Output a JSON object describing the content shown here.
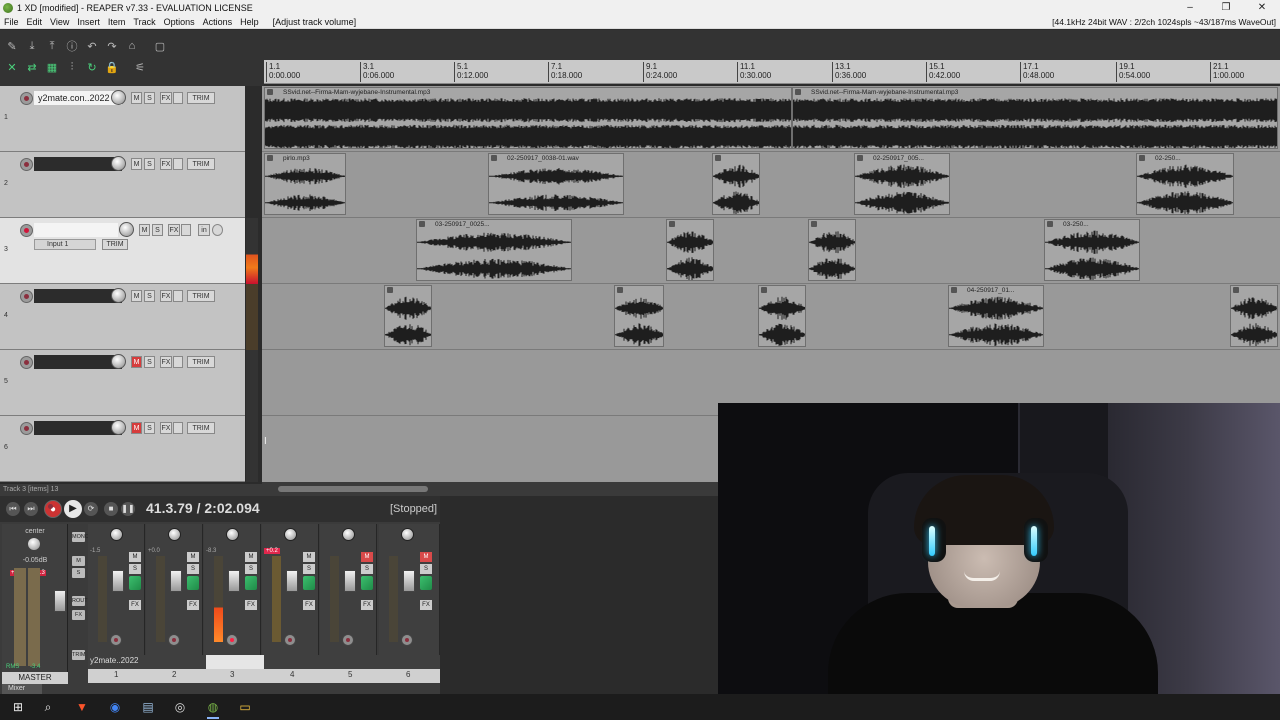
{
  "window": {
    "title": "1 XD [modified] - REAPER v7.33 - EVALUATION LICENSE",
    "controls": [
      "–",
      "❐",
      "✕"
    ]
  },
  "menu": {
    "items": [
      "File",
      "Edit",
      "View",
      "Insert",
      "Item",
      "Track",
      "Options",
      "Actions",
      "Help"
    ],
    "last_action": "[Adjust track volume]",
    "audio_status": "[44.1kHz 24bit WAV : 2/2ch 1024spls ~43/187ms WaveOut]"
  },
  "toolbar": {
    "row1": [
      "✎",
      "⤓",
      "⤒",
      "ⓘ",
      "↶",
      "↷",
      "⌂",
      "▢"
    ],
    "row2": [
      "✕",
      "⇄",
      "▦",
      "⫶",
      "↻",
      "🔒",
      "⚟"
    ]
  },
  "ruler": {
    "ticks": [
      {
        "bar": "1.1",
        "time": "0:00.000"
      },
      {
        "bar": "3.1",
        "time": "0:06.000"
      },
      {
        "bar": "5.1",
        "time": "0:12.000"
      },
      {
        "bar": "7.1",
        "time": "0:18.000"
      },
      {
        "bar": "9.1",
        "time": "0:24.000"
      },
      {
        "bar": "11.1",
        "time": "0:30.000"
      },
      {
        "bar": "13.1",
        "time": "0:36.000"
      },
      {
        "bar": "15.1",
        "time": "0:42.000"
      },
      {
        "bar": "17.1",
        "time": "0:48.000"
      },
      {
        "bar": "19.1",
        "time": "0:54.000"
      },
      {
        "bar": "21.1",
        "time": "1:00.000"
      }
    ]
  },
  "tracks": [
    {
      "number": "1",
      "name": "y2mate.con..2022",
      "mute_on": false,
      "armed": false
    },
    {
      "number": "2",
      "name": "",
      "mute_on": false,
      "armed": false
    },
    {
      "number": "3",
      "name": "",
      "mute_on": false,
      "armed": true,
      "input": "Input 1",
      "io_label": "in"
    },
    {
      "number": "4",
      "name": "",
      "mute_on": false,
      "armed": false
    },
    {
      "number": "5",
      "name": "",
      "mute_on": true,
      "armed": false
    },
    {
      "number": "6",
      "name": "",
      "mute_on": true,
      "armed": false
    }
  ],
  "tcp_labels": {
    "mute": "M",
    "solo": "S",
    "fx": "FX",
    "trim": "TRIM"
  },
  "items": {
    "lane1": [
      {
        "title": "SSvid.net--Firma-Mam-wyjebane-Instrumental.mp3"
      },
      {
        "title": "SSvid.net--Firma-Mam-wyjebane-Instrumental.mp3"
      }
    ],
    "lane2": [
      {
        "title": "pirlo.mp3"
      },
      {
        "title": "02-250917_0038-01.wav"
      },
      {
        "title": ""
      },
      {
        "title": "02-250917_005..."
      },
      {
        "title": "02-250..."
      }
    ],
    "lane3": [
      {
        "title": "03-250917_0025..."
      },
      {
        "title": ""
      },
      {
        "title": ""
      },
      {
        "title": "03-250..."
      }
    ],
    "lane4": [
      {
        "title": ""
      },
      {
        "title": ""
      },
      {
        "title": ""
      },
      {
        "title": "04-250917_01..."
      },
      {
        "title": ""
      }
    ]
  },
  "status_line": "Track 3 [items] 13",
  "transport": {
    "time": "41.3.79 / 2:02.094",
    "state": "[Stopped]"
  },
  "mixer": {
    "master": {
      "pan_label": "center",
      "volume_db": "-0.05dB",
      "peak_left": "+3.3",
      "peak_right": "+1.3",
      "rms_label": "RMS",
      "rms_value": "-3.4",
      "label": "MASTER",
      "side_buttons": [
        "MONO",
        "M",
        "S",
        "ROUTE",
        "FX",
        "TRIM"
      ]
    },
    "strips": [
      {
        "number": "1",
        "vol": "-1.5",
        "hot": false,
        "mute_on": false,
        "armed": false
      },
      {
        "number": "2",
        "vol": "+0.0",
        "hot": false,
        "mute_on": false,
        "armed": false
      },
      {
        "number": "3",
        "vol": "-8.3",
        "hot": false,
        "mute_on": false,
        "armed": true
      },
      {
        "number": "4",
        "vol": "+0.2",
        "hot": true,
        "mute_on": false,
        "armed": false
      },
      {
        "number": "5",
        "vol": "",
        "hot": false,
        "mute_on": true,
        "armed": false
      },
      {
        "number": "6",
        "vol": "",
        "hot": false,
        "mute_on": true,
        "armed": false
      }
    ],
    "first_name": "y2mate..2022",
    "tab_label": "Mixer"
  },
  "taskbar": {
    "icons": [
      "windows-icon",
      "search-icon",
      "brave-icon",
      "chrome-icon",
      "notepad-icon",
      "obs-icon",
      "reaper-icon",
      "explorer-icon"
    ]
  },
  "colors": {
    "accent_green": "#4bd17c",
    "mute_red": "#d63c3c",
    "arm_red": "#d0153a",
    "meter_orange": "#f04a1a"
  }
}
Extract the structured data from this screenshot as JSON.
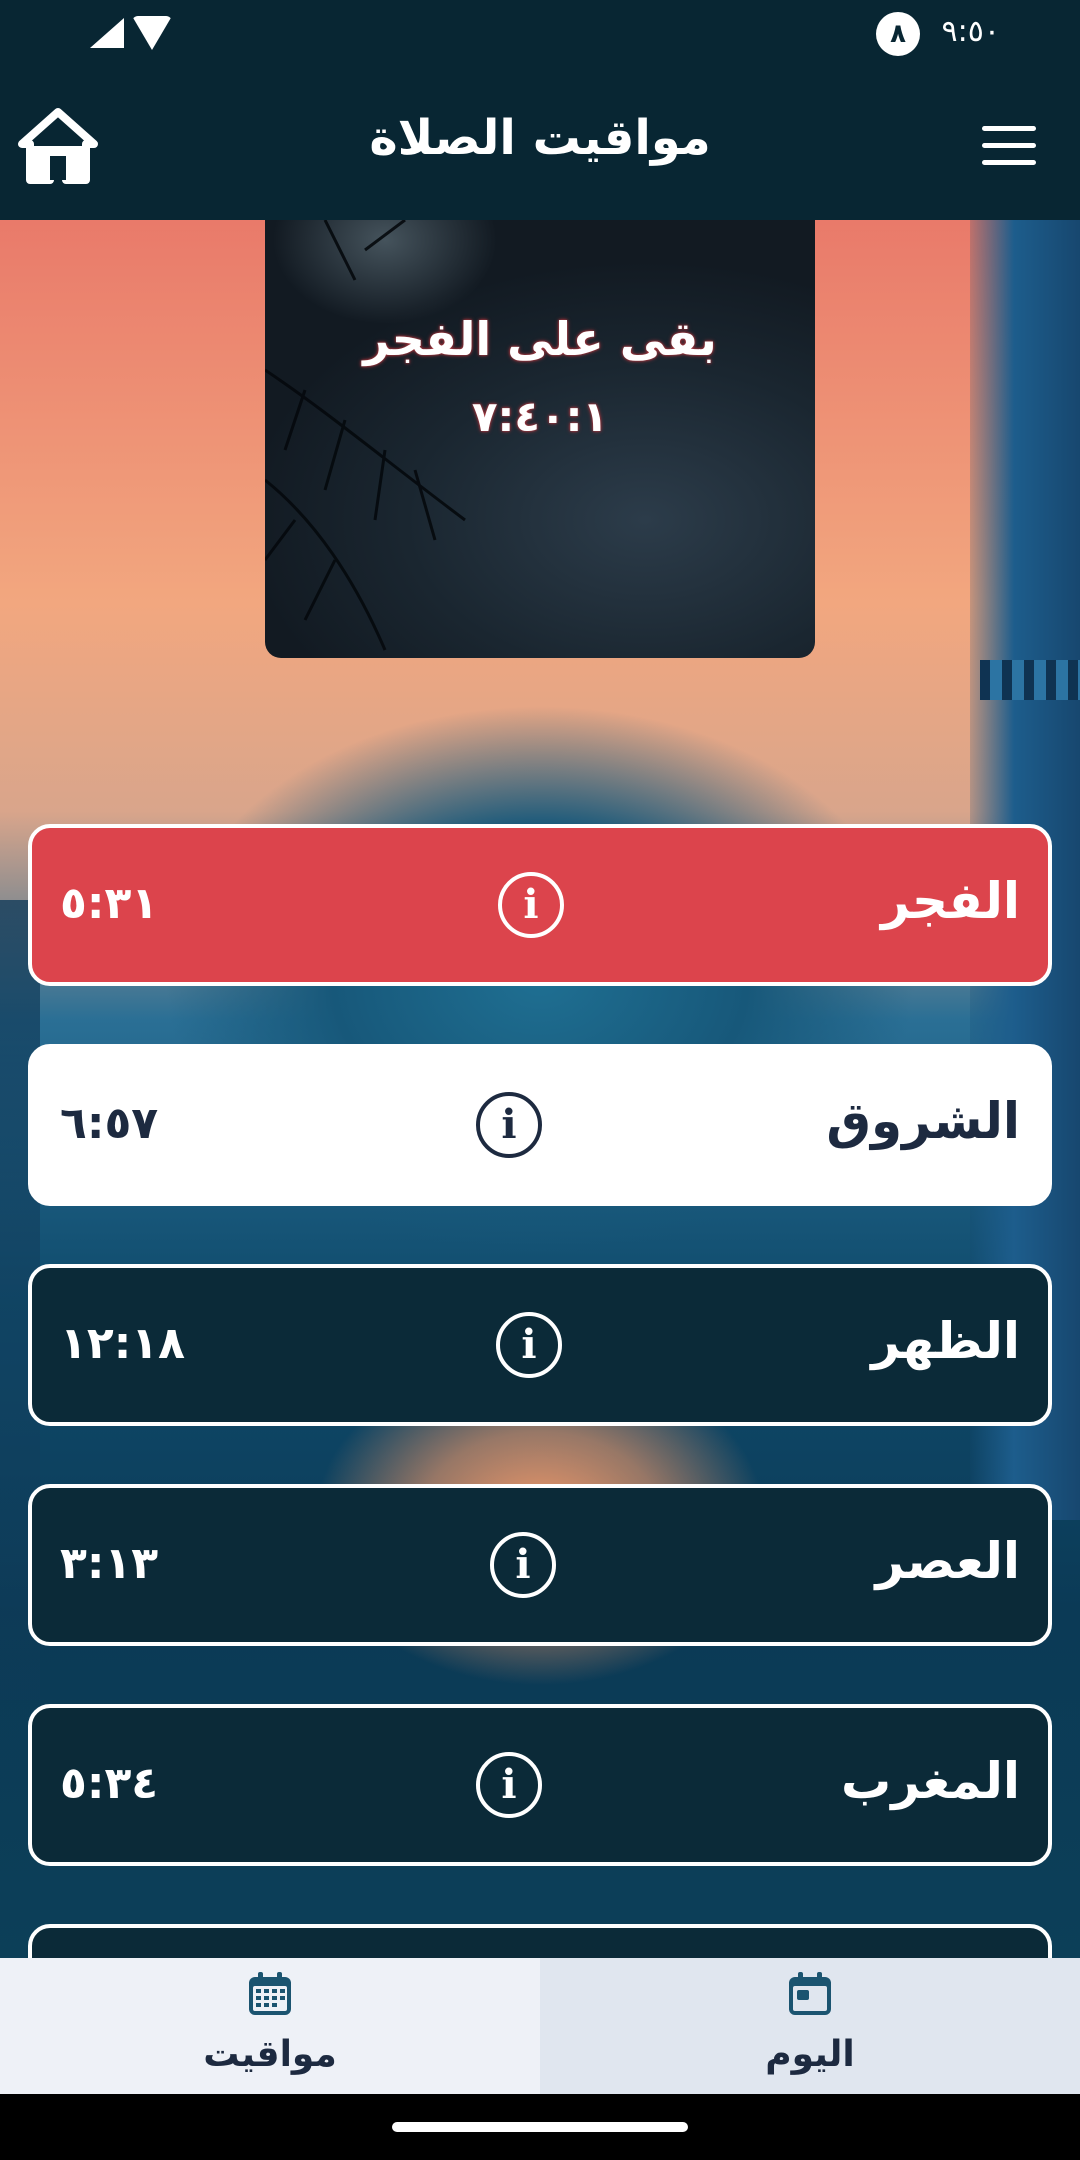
{
  "status_bar": {
    "time": "٩:٥٠",
    "notification_count": "٨"
  },
  "app_bar": {
    "title": "مواقيت الصلاة"
  },
  "countdown": {
    "label": "بقى على الفجر",
    "timer": "٧:٤٠:١"
  },
  "prayers": [
    {
      "name": "الفجر",
      "time": "٥:٣١"
    },
    {
      "name": "الشروق",
      "time": "٦:٥٧"
    },
    {
      "name": "الظهر",
      "time": "١٢:١٨"
    },
    {
      "name": "العصر",
      "time": "٣:١٣"
    },
    {
      "name": "المغرب",
      "time": "٥:٣٤"
    }
  ],
  "bottom_nav": {
    "times_label": "مواقيت",
    "today_label": "اليوم"
  },
  "colors": {
    "app_bar": "#082633",
    "active_prayer": "#dc444c",
    "card_dark": "#0b2a38",
    "nav_icon": "#1b5470"
  }
}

*****

_Written request_
Transcribe all of the material exactly, leaving out whatever pictures it contains.

_Worked answer_
Output a JSON object describing the content shown here.
{
  "window": {
    "title": "1 XD [modified] - REAPER v7.33 - EVALUATION LICENSE",
    "controls": [
      "–",
      "❐",
      "✕"
    ]
  },
  "menu": {
    "items": [
      "File",
      "Edit",
      "View",
      "Insert",
      "Item",
      "Track",
      "Options",
      "Actions",
      "Help"
    ],
    "last_action": "[Adjust track volume]",
    "audio_status": "[44.1kHz 24bit WAV : 2/2ch 1024spls ~43/187ms WaveOut]"
  },
  "toolbar": {
    "row1": [
      "✎",
      "⤓",
      "⤒",
      "ⓘ",
      "↶",
      "↷",
      "⌂",
      "▢"
    ],
    "row2": [
      "✕",
      "⇄",
      "▦",
      "⫶",
      "↻",
      "🔒",
      "⚟"
    ]
  },
  "ruler": {
    "ticks": [
      {
        "bar": "1.1",
        "time": "0:00.000"
      },
      {
        "bar": "3.1",
        "time": "0:06.000"
      },
      {
        "bar": "5.1",
        "time": "0:12.000"
      },
      {
        "bar": "7.1",
        "time": "0:18.000"
      },
      {
        "bar": "9.1",
        "time": "0:24.000"
      },
      {
        "bar": "11.1",
        "time": "0:30.000"
      },
      {
        "bar": "13.1",
        "time": "0:36.000"
      },
      {
        "bar": "15.1",
        "time": "0:42.000"
      },
      {
        "bar": "17.1",
        "time": "0:48.000"
      },
      {
        "bar": "19.1",
        "time": "0:54.000"
      },
      {
        "bar": "21.1",
        "time": "1:00.000"
      }
    ]
  },
  "tracks": [
    {
      "number": "1",
      "name": "y2mate.con..2022",
      "mute_on": false,
      "armed": false
    },
    {
      "number": "2",
      "name": "",
      "mute_on": false,
      "armed": false
    },
    {
      "number": "3",
      "name": "",
      "mute_on": false,
      "armed": true,
      "input": "Input 1",
      "io_label": "in"
    },
    {
      "number": "4",
      "name": "",
      "mute_on": false,
      "armed": false
    },
    {
      "number": "5",
      "name": "",
      "mute_on": true,
      "armed": false
    },
    {
      "number": "6",
      "name": "",
      "mute_on": true,
      "armed": false
    }
  ],
  "tcp_labels": {
    "mute": "M",
    "solo": "S",
    "fx": "FX",
    "trim": "TRIM"
  },
  "items": {
    "lane1": [
      {
        "title": "SSvid.net--Firma-Mam-wyjebane-Instrumental.mp3"
      },
      {
        "title": "SSvid.net--Firma-Mam-wyjebane-Instrumental.mp3"
      }
    ],
    "lane2": [
      {
        "title": "pirlo.mp3"
      },
      {
        "title": "02-250917_0038-01.wav"
      },
      {
        "title": ""
      },
      {
        "title": "02-250917_005..."
      },
      {
        "title": "02-250..."
      }
    ],
    "lane3": [
      {
        "title": "03-250917_0025..."
      },
      {
        "title": ""
      },
      {
        "title": ""
      },
      {
        "title": "03-250..."
      }
    ],
    "lane4": [
      {
        "title": ""
      },
      {
        "title": ""
      },
      {
        "title": ""
      },
      {
        "title": "04-250917_01..."
      },
      {
        "title": ""
      }
    ]
  },
  "status_line": "Track 3 [items] 13",
  "transport": {
    "time": "41.3.79 / 2:02.094",
    "state": "[Stopped]"
  },
  "mixer": {
    "master": {
      "pan_label": "center",
      "volume_db": "-0.05dB",
      "peak_left": "+3.3",
      "peak_right": "+1.3",
      "rms_label": "RMS",
      "rms_value": "-3.4",
      "label": "MASTER",
      "side_buttons": [
        "MONO",
        "M",
        "S",
        "ROUTE",
        "FX",
        "TRIM"
      ]
    },
    "strips": [
      {
        "number": "1",
        "vol": "-1.5",
        "hot": false,
        "mute_on": false,
        "armed": false
      },
      {
        "number": "2",
        "vol": "+0.0",
        "hot": false,
        "mute_on": false,
        "armed": false
      },
      {
        "number": "3",
        "vol": "-8.3",
        "hot": false,
        "mute_on": false,
        "armed": true
      },
      {
        "number": "4",
        "vol": "+0.2",
        "hot": true,
        "mute_on": false,
        "armed": false
      },
      {
        "number": "5",
        "vol": "",
        "hot": false,
        "mute_on": true,
        "armed": false
      },
      {
        "number": "6",
        "vol": "",
        "hot": false,
        "mute_on": true,
        "armed": false
      }
    ],
    "first_name": "y2mate..2022",
    "tab_label": "Mixer"
  },
  "taskbar": {
    "icons": [
      "windows-icon",
      "search-icon",
      "brave-icon",
      "chrome-icon",
      "notepad-icon",
      "obs-icon",
      "reaper-icon",
      "explorer-icon"
    ]
  },
  "colors": {
    "accent_green": "#4bd17c",
    "mute_red": "#d63c3c",
    "arm_red": "#d0153a",
    "meter_orange": "#f04a1a"
  }
}
Extract the structured data from this screenshot as JSON.
{
  "status_bar": {
    "time": "٩:٥٠",
    "notification_count": "٨"
  },
  "app_bar": {
    "title": "مواقيت الصلاة"
  },
  "countdown": {
    "label": "بقى على الفجر",
    "timer": "٧:٤٠:١"
  },
  "prayers": [
    {
      "name": "الفجر",
      "time": "٥:٣١"
    },
    {
      "name": "الشروق",
      "time": "٦:٥٧"
    },
    {
      "name": "الظهر",
      "time": "١٢:١٨"
    },
    {
      "name": "العصر",
      "time": "٣:١٣"
    },
    {
      "name": "المغرب",
      "time": "٥:٣٤"
    }
  ],
  "bottom_nav": {
    "times_label": "مواقيت",
    "today_label": "اليوم"
  },
  "colors": {
    "app_bar": "#082633",
    "active_prayer": "#dc444c",
    "card_dark": "#0b2a38",
    "nav_icon": "#1b5470"
  }
}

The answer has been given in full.